((
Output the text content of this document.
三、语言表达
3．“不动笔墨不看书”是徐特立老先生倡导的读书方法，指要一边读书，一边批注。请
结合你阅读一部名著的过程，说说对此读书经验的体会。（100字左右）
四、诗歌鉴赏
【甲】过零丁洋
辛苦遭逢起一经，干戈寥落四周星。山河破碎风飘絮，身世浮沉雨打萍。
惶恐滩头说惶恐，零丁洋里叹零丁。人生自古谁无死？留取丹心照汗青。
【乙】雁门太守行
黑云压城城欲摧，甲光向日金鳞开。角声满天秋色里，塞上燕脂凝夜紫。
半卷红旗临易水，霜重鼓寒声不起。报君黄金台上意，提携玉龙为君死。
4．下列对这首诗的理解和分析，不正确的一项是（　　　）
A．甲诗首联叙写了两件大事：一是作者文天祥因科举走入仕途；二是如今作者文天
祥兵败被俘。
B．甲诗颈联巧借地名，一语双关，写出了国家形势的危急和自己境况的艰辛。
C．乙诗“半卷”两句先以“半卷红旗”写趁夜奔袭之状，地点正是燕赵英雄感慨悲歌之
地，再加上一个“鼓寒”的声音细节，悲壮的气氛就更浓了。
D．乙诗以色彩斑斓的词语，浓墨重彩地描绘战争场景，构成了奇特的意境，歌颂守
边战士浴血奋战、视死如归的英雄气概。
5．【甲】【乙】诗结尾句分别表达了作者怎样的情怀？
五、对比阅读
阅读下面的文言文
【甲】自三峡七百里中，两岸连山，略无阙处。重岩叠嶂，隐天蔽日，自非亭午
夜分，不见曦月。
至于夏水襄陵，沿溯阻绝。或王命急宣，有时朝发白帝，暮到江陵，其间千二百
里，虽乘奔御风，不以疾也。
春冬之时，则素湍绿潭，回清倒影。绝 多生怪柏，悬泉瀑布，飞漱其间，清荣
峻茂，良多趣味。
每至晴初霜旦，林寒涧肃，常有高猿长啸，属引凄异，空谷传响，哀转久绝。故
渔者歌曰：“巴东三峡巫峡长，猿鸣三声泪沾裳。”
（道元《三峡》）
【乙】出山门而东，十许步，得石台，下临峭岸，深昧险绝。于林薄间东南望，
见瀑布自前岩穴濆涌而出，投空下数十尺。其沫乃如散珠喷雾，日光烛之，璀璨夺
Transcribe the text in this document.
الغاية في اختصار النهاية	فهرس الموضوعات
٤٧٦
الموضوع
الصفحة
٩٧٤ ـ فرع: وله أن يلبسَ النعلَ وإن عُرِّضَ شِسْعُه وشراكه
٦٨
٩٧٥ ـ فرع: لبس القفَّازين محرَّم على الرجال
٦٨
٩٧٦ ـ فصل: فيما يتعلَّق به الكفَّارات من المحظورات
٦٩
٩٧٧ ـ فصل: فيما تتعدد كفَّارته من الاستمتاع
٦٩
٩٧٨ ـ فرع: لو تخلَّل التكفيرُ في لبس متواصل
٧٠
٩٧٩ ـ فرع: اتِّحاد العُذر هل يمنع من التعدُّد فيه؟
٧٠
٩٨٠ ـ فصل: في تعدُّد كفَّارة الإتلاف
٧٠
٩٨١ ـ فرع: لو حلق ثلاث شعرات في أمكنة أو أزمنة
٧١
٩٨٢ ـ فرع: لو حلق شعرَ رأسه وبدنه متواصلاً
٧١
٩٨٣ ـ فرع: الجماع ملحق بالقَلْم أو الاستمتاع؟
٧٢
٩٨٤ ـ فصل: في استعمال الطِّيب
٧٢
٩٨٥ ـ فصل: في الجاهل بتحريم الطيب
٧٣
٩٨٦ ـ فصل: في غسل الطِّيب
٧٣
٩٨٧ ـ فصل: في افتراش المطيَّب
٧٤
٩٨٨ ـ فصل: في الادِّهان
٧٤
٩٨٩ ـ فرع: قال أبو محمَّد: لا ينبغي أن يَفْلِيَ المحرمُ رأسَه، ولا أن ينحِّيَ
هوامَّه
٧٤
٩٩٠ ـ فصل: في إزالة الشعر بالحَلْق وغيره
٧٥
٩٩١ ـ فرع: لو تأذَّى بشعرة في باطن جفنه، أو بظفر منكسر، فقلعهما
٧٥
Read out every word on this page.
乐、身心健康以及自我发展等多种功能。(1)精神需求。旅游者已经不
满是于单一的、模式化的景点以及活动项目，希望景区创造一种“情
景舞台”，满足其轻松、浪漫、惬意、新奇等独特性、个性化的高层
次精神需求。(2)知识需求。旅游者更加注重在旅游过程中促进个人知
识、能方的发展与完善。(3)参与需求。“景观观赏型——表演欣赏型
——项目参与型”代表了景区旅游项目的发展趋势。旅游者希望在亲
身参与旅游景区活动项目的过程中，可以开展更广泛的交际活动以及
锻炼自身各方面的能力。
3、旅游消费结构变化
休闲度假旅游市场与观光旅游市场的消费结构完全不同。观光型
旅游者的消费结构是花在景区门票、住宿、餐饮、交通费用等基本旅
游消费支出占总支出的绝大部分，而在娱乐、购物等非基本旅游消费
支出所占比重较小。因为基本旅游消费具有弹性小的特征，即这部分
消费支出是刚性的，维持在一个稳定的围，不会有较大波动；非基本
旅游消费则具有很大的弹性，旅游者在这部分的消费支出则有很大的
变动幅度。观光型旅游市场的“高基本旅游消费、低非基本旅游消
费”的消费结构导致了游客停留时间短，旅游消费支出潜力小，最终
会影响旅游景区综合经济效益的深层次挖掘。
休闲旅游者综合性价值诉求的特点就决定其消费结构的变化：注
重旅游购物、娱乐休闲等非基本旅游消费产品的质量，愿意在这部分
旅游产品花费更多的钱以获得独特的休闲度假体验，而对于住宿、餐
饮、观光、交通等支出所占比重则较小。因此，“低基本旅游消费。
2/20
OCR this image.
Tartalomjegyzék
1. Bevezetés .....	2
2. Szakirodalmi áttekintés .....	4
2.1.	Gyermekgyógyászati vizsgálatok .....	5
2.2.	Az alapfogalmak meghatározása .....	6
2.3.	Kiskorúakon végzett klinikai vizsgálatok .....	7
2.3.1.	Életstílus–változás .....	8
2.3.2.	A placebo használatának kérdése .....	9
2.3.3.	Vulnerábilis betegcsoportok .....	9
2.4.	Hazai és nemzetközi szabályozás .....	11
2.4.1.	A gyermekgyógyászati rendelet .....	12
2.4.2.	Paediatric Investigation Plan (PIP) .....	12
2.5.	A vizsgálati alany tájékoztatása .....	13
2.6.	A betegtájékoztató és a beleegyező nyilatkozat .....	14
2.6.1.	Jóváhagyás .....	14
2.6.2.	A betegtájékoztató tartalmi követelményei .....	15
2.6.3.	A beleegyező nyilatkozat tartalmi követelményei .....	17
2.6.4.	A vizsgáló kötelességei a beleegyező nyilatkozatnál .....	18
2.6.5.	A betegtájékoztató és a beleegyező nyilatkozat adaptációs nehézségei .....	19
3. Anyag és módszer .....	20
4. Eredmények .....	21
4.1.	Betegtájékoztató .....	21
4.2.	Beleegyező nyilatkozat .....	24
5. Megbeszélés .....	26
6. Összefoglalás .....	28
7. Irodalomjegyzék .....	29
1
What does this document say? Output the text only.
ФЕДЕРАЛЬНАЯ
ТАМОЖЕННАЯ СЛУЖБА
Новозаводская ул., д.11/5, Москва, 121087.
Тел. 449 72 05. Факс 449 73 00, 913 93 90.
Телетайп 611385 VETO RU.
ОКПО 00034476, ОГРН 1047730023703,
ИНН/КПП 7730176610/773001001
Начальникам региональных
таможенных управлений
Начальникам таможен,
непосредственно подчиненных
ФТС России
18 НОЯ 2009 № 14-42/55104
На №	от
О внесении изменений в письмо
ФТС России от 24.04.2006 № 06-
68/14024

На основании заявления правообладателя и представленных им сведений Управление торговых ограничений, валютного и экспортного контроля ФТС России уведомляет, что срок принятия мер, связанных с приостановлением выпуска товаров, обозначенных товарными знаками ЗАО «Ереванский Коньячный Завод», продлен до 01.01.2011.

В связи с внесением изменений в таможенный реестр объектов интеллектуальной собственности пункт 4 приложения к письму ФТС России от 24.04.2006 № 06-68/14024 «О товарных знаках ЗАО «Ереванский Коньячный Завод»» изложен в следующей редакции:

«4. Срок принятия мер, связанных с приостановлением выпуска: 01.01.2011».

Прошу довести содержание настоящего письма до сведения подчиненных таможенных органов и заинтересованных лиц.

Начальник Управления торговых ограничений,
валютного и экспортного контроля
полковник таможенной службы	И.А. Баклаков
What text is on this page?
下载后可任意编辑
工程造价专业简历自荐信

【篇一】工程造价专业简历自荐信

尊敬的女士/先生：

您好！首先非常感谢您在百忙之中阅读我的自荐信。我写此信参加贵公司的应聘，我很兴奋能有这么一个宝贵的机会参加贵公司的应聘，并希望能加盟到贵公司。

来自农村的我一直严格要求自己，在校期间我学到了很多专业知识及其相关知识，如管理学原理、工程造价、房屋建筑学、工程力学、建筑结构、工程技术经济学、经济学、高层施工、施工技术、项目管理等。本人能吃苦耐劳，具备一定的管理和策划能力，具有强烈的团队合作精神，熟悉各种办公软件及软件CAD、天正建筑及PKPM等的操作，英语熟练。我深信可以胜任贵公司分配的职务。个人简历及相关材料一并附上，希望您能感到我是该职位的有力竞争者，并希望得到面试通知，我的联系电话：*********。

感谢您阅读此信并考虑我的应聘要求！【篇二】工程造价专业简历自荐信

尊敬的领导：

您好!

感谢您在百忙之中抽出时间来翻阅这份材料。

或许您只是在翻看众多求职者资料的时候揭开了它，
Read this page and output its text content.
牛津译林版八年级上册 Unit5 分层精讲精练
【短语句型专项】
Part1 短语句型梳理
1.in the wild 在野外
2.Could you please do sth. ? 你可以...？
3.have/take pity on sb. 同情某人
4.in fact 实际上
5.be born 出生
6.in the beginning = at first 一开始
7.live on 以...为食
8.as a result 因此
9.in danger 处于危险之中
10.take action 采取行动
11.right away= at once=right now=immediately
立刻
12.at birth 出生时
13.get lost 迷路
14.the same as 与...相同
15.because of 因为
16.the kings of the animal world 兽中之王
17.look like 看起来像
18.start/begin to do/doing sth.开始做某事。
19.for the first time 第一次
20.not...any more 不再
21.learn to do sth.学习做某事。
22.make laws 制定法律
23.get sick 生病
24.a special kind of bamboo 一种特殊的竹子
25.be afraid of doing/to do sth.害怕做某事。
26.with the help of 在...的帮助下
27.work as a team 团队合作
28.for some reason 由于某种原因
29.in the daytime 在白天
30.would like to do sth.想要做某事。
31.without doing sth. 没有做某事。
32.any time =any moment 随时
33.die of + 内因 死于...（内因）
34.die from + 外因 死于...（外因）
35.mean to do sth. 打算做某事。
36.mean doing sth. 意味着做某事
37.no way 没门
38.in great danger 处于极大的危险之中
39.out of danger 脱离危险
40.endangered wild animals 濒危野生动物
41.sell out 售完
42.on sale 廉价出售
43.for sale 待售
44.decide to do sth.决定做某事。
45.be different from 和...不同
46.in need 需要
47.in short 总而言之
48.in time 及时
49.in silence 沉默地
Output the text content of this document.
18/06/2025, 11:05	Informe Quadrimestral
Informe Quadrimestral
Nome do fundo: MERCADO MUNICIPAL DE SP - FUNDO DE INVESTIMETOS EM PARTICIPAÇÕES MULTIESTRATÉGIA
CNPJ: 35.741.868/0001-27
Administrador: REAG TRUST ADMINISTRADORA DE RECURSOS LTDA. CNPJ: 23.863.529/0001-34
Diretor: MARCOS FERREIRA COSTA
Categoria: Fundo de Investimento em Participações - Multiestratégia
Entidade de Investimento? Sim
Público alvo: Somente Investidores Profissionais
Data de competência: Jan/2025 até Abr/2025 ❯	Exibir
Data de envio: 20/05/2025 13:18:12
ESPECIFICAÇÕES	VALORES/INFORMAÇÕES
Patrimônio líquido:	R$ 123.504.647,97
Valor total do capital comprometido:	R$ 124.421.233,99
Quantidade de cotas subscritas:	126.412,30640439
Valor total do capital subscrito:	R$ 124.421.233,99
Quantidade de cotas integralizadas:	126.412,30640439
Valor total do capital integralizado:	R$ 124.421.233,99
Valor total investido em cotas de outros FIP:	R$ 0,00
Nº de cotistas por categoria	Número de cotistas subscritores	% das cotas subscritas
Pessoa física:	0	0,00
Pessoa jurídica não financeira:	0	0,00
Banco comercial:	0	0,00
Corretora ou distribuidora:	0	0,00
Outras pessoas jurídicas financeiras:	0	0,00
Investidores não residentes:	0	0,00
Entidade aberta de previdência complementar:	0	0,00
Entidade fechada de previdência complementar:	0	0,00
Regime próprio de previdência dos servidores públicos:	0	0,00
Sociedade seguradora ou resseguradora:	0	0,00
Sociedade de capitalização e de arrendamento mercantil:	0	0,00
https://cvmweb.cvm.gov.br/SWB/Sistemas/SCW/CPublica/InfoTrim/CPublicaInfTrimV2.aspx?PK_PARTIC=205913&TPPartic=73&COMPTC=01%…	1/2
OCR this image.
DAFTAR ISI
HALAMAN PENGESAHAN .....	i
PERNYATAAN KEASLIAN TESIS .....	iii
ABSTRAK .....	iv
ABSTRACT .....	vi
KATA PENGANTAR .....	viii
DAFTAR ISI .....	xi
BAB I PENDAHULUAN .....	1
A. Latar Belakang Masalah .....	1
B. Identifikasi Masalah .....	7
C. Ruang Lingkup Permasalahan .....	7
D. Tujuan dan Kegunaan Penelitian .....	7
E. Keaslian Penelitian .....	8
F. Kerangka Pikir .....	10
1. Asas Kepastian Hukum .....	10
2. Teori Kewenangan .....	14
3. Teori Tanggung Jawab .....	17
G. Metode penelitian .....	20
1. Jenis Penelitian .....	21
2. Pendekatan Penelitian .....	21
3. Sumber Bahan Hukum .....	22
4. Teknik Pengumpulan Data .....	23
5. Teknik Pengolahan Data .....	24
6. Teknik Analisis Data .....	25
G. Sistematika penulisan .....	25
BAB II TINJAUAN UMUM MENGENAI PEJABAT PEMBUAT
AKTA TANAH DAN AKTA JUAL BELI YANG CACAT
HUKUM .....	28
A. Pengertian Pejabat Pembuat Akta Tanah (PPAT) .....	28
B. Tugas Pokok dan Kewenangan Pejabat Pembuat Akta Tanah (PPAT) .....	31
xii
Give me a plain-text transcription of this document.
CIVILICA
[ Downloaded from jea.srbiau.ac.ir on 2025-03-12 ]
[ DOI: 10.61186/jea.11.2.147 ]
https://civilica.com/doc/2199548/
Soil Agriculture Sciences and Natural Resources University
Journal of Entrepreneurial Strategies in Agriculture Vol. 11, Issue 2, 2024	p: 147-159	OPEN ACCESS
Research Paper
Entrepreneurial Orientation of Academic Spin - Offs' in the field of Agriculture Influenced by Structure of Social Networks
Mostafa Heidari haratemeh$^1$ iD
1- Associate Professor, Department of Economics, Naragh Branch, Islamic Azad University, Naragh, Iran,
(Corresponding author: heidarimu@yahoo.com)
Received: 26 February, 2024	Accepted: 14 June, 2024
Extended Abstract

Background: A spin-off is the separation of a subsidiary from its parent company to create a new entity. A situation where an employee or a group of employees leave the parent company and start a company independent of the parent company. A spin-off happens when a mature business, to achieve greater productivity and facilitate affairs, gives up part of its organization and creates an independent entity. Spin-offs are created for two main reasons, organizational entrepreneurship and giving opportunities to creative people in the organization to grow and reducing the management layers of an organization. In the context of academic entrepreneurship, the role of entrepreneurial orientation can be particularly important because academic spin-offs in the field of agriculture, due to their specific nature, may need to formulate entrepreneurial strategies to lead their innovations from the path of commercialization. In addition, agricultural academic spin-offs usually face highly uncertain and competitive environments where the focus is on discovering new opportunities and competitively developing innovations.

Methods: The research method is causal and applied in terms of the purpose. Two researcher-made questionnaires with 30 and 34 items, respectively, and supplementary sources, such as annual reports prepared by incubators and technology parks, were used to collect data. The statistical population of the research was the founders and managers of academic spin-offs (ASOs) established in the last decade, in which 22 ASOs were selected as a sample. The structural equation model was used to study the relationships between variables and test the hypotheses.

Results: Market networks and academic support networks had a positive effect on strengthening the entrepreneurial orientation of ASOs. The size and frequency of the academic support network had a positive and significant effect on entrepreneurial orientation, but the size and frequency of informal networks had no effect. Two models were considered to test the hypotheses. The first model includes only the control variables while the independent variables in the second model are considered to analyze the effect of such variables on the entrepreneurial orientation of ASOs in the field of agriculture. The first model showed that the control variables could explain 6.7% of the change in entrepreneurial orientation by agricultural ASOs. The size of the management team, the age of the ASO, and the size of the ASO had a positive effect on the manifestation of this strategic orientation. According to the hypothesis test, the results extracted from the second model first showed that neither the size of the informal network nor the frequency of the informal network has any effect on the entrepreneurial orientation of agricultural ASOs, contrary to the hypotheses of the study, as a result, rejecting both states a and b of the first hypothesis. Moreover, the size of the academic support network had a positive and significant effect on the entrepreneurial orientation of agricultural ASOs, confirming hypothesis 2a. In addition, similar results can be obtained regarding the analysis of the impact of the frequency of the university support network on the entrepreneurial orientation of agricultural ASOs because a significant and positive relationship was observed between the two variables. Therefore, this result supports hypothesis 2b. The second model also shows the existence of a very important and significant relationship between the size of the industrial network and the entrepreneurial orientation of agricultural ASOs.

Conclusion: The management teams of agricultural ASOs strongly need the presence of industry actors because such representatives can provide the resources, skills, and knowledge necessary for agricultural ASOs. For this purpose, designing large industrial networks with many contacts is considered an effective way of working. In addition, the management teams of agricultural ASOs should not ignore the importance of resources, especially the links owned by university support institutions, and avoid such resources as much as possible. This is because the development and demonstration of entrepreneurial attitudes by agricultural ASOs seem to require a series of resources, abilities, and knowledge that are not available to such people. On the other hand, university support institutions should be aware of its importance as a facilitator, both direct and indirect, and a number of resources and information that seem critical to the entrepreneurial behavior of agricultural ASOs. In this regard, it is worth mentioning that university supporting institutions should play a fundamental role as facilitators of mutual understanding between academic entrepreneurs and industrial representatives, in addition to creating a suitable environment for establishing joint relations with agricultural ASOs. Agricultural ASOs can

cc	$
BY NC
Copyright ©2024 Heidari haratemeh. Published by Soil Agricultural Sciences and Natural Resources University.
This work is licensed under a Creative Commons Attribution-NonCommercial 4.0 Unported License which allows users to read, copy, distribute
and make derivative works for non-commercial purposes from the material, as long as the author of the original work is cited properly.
))
### TO BE DONE
Check each line above for the word "工程造价专业简历自荐信" and give the number of lines that have it, nothing else.

### WORKED ANSWER
3